[Lines of data]
---*---

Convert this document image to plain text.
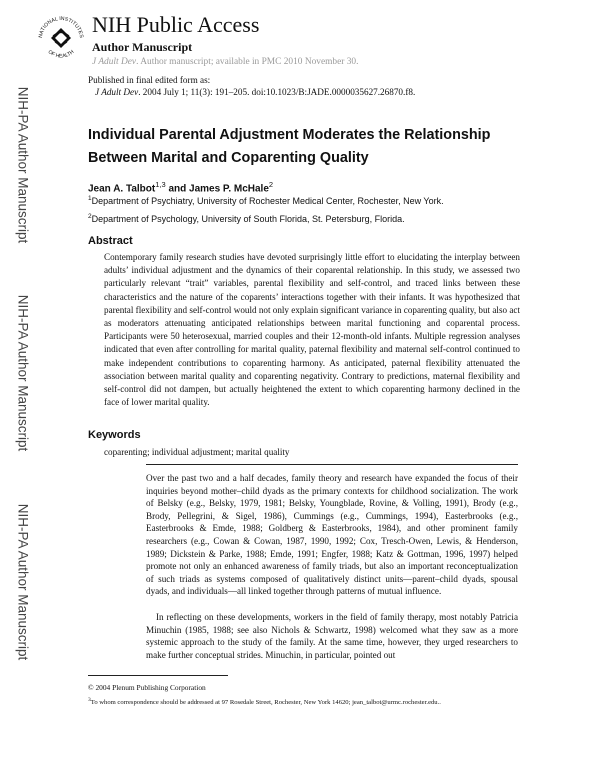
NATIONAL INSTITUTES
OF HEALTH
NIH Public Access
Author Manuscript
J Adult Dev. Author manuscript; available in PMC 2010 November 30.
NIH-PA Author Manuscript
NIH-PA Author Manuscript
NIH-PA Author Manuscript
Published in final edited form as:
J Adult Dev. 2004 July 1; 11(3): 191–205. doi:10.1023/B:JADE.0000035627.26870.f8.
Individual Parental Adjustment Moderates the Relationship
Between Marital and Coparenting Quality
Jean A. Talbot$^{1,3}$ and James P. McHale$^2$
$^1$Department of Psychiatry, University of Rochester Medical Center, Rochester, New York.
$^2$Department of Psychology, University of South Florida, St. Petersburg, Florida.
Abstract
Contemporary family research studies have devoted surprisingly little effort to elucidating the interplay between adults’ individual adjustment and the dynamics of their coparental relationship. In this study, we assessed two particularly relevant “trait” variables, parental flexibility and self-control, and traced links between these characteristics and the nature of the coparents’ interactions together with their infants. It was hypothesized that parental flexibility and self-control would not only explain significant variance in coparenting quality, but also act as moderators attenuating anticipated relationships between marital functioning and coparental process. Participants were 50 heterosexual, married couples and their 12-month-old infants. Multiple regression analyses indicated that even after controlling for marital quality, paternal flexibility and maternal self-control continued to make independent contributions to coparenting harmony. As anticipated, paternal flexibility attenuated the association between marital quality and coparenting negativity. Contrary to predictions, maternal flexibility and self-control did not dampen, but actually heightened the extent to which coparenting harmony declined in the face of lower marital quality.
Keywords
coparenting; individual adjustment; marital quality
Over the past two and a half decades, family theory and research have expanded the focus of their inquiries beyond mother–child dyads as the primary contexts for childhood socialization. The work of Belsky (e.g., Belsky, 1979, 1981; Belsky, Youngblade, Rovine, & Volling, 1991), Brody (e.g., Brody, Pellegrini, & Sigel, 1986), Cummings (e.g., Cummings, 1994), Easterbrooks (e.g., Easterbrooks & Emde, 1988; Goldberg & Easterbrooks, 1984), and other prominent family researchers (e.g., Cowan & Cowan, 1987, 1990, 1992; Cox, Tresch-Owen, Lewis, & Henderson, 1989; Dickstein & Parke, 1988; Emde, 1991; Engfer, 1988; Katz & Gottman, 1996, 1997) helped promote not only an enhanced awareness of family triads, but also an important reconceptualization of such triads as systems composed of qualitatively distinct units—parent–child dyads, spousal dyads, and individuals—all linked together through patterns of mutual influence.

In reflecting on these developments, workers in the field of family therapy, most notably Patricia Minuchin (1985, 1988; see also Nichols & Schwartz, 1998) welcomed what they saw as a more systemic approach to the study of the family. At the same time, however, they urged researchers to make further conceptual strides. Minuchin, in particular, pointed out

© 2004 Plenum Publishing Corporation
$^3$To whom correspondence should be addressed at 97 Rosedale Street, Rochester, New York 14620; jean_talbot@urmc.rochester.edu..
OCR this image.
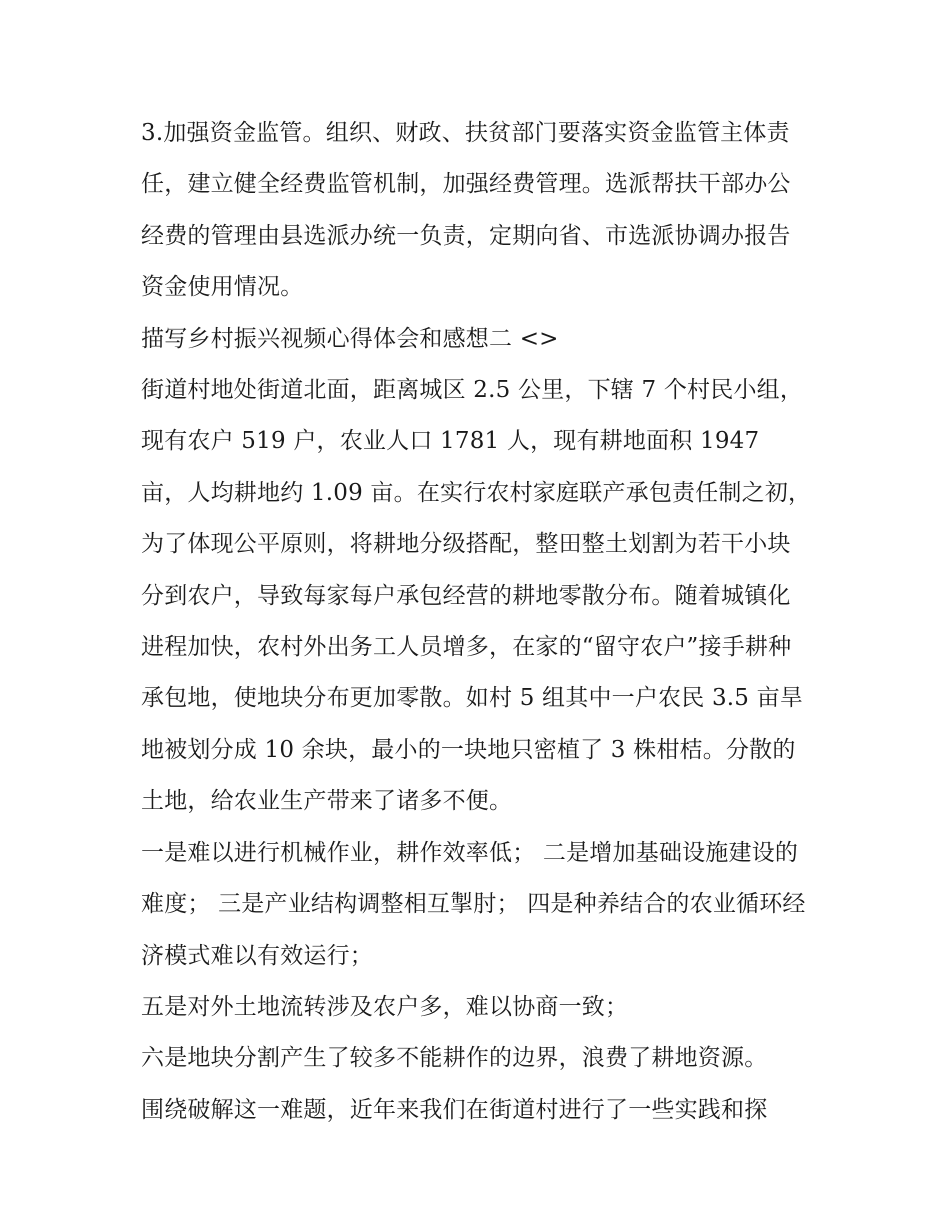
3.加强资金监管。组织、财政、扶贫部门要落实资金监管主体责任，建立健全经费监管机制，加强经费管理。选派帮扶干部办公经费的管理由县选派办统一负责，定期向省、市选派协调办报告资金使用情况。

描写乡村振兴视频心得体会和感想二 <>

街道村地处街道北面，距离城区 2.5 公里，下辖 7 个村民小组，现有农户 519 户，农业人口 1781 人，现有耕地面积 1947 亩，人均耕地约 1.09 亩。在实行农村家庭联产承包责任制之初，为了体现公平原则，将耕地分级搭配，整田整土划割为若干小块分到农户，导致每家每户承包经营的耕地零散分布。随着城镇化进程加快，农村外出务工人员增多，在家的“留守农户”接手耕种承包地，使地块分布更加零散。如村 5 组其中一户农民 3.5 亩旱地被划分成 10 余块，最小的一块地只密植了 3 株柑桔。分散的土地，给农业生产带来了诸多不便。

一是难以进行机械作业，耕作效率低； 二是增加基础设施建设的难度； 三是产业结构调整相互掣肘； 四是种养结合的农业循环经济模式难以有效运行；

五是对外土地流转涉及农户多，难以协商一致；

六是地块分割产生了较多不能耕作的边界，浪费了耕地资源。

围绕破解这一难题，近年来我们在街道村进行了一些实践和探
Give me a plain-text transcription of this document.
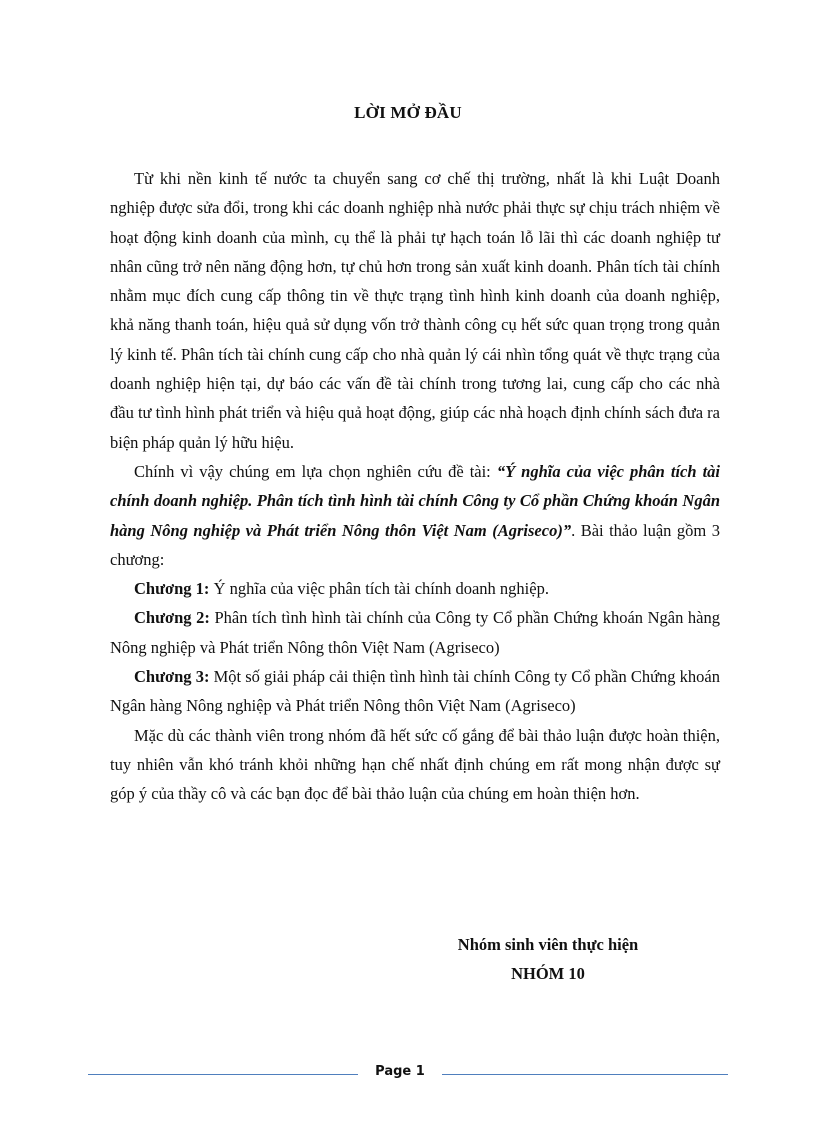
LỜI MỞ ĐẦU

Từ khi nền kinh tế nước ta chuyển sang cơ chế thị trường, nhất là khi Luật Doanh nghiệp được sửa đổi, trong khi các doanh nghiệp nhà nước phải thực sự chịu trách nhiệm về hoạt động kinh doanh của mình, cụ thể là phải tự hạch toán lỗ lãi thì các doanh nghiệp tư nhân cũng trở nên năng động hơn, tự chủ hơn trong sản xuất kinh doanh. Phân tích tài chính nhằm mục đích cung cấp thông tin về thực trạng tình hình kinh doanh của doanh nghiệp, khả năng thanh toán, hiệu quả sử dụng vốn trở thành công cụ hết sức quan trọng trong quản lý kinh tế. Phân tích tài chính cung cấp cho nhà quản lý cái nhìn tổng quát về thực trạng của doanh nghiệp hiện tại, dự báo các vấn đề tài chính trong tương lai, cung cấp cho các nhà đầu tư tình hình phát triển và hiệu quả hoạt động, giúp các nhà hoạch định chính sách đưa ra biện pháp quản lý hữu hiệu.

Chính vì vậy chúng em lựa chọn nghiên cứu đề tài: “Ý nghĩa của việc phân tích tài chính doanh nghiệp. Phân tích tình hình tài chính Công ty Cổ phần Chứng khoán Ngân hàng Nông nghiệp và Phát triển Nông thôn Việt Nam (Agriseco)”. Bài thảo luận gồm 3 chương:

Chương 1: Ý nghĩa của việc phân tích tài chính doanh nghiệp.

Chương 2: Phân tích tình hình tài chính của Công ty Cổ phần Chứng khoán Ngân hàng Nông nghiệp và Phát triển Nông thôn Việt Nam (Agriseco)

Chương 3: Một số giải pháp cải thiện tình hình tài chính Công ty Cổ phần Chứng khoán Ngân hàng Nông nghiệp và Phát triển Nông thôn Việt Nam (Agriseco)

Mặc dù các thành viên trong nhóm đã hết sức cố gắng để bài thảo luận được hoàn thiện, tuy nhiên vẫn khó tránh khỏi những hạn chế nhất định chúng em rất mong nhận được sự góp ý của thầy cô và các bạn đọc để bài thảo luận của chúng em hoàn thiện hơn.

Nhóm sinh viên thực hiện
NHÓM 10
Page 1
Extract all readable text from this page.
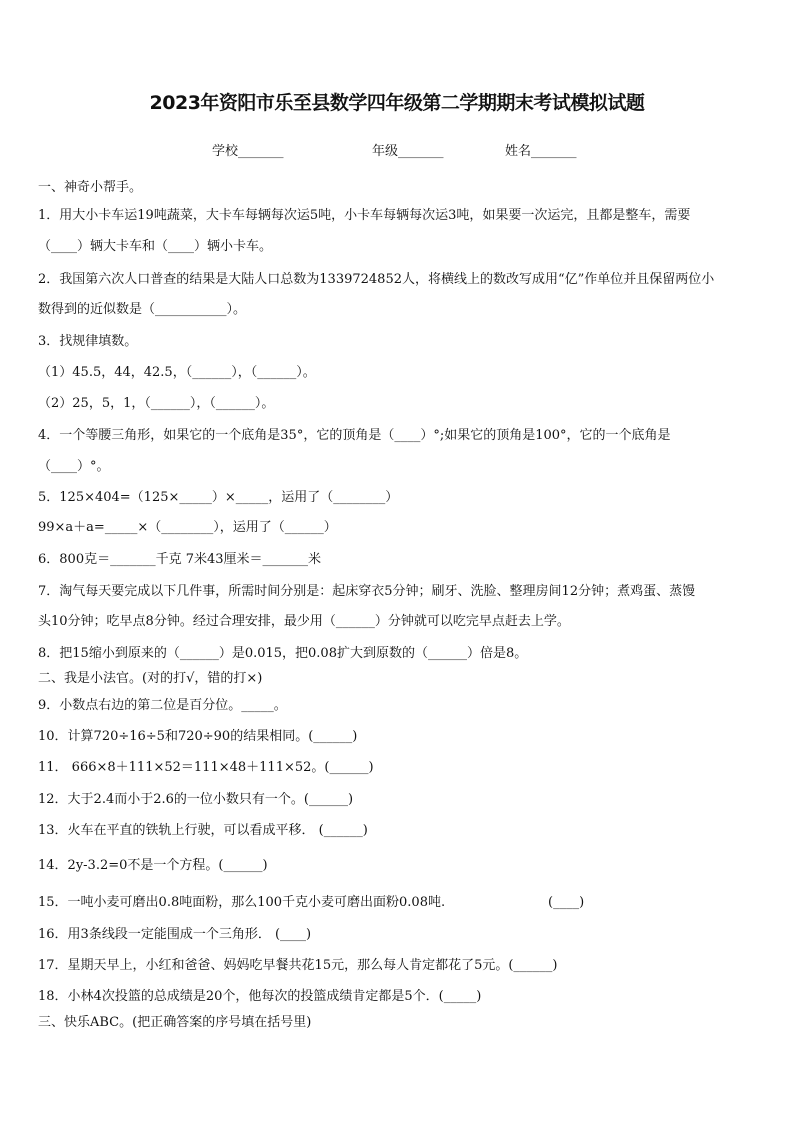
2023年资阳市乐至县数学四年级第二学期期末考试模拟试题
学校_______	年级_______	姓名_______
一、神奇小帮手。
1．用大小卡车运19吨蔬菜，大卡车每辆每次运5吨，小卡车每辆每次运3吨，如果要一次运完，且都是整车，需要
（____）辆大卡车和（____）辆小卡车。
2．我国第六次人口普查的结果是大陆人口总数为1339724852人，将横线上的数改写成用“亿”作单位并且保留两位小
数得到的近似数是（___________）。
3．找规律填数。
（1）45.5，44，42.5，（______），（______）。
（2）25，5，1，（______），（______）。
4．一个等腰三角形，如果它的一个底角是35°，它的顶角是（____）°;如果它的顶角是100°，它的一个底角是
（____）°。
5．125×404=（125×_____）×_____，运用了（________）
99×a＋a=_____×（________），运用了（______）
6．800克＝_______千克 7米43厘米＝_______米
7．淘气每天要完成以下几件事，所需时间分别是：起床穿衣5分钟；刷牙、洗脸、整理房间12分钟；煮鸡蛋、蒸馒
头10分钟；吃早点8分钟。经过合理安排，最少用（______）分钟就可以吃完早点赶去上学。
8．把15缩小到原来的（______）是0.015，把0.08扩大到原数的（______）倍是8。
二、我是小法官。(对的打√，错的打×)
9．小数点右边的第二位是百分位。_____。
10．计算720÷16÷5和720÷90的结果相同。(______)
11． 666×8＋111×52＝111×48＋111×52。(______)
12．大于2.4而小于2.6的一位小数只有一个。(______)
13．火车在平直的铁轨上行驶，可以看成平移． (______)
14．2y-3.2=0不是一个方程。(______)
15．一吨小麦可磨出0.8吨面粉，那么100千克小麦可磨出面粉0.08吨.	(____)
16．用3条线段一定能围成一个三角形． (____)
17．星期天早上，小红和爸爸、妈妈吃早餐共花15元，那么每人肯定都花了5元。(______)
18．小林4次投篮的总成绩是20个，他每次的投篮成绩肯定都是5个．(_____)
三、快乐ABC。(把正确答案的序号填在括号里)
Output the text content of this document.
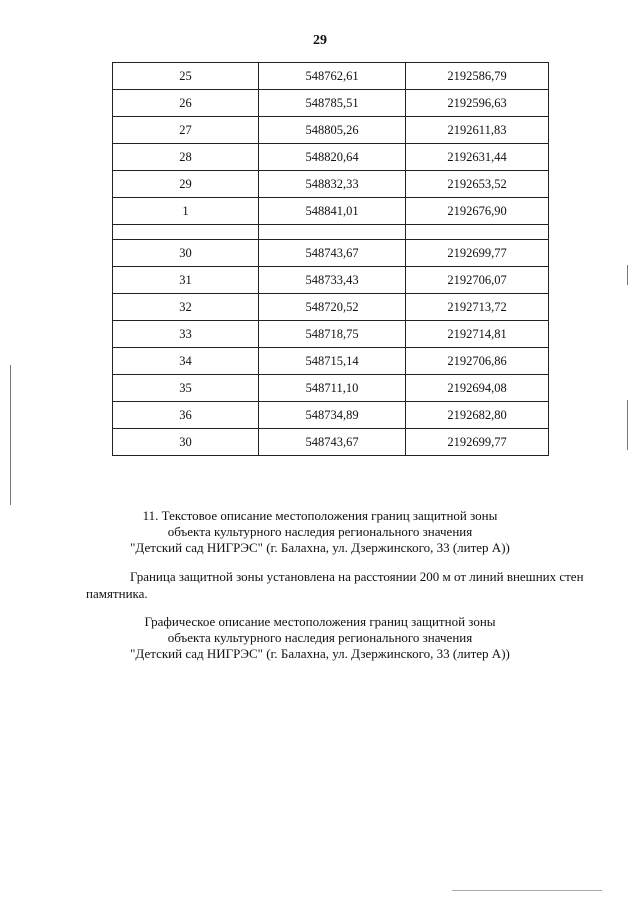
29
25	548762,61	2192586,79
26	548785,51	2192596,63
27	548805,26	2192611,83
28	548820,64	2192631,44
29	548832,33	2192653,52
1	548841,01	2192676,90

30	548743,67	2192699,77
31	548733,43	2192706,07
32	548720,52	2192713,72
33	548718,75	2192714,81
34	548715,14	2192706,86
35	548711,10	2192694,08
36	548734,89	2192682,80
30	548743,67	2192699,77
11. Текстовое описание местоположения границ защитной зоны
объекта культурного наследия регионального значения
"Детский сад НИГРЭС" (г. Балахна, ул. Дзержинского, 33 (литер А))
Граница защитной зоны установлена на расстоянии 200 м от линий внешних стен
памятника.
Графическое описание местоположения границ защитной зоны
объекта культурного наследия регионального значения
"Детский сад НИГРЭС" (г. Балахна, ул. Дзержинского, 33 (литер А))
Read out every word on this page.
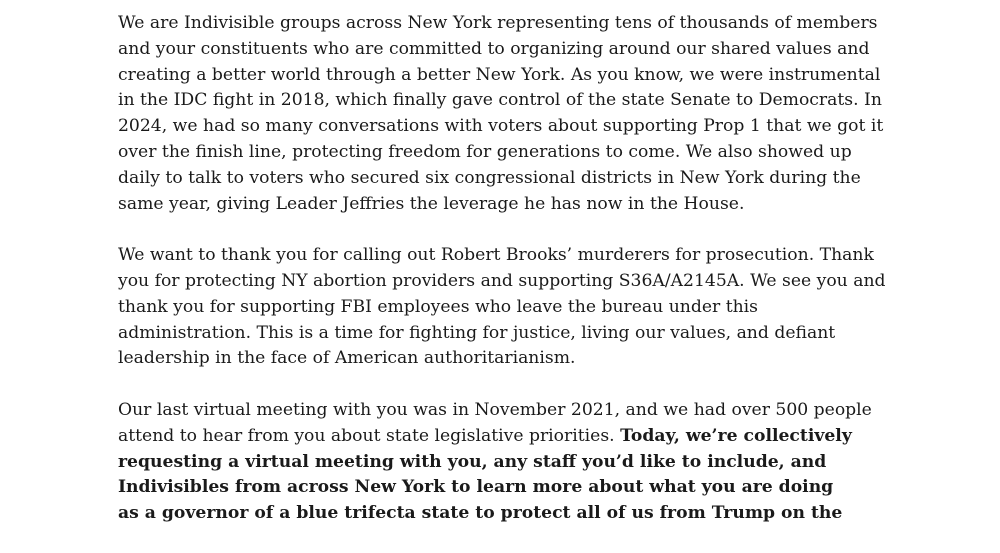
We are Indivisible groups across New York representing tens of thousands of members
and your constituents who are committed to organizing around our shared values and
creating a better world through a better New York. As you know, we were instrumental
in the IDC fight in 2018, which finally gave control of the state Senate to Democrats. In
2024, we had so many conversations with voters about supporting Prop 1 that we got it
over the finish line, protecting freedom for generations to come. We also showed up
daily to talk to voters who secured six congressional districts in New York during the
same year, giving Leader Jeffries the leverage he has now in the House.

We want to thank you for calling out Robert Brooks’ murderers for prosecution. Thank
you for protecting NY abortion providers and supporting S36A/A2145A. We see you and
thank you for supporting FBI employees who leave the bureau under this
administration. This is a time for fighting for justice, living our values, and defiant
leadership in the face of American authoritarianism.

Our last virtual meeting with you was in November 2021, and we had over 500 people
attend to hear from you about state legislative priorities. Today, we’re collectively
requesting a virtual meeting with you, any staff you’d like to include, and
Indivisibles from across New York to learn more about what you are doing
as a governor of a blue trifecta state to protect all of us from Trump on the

---*---

### WRITTEN INSTRUCTION
From the entries above, collect every line with the string "across" in it.

### OUTPUT OF THE EXERCISE
We are Indivisible groups across New York representing tens of thousands of members
Indivisibles from across New York to learn more about what you are doing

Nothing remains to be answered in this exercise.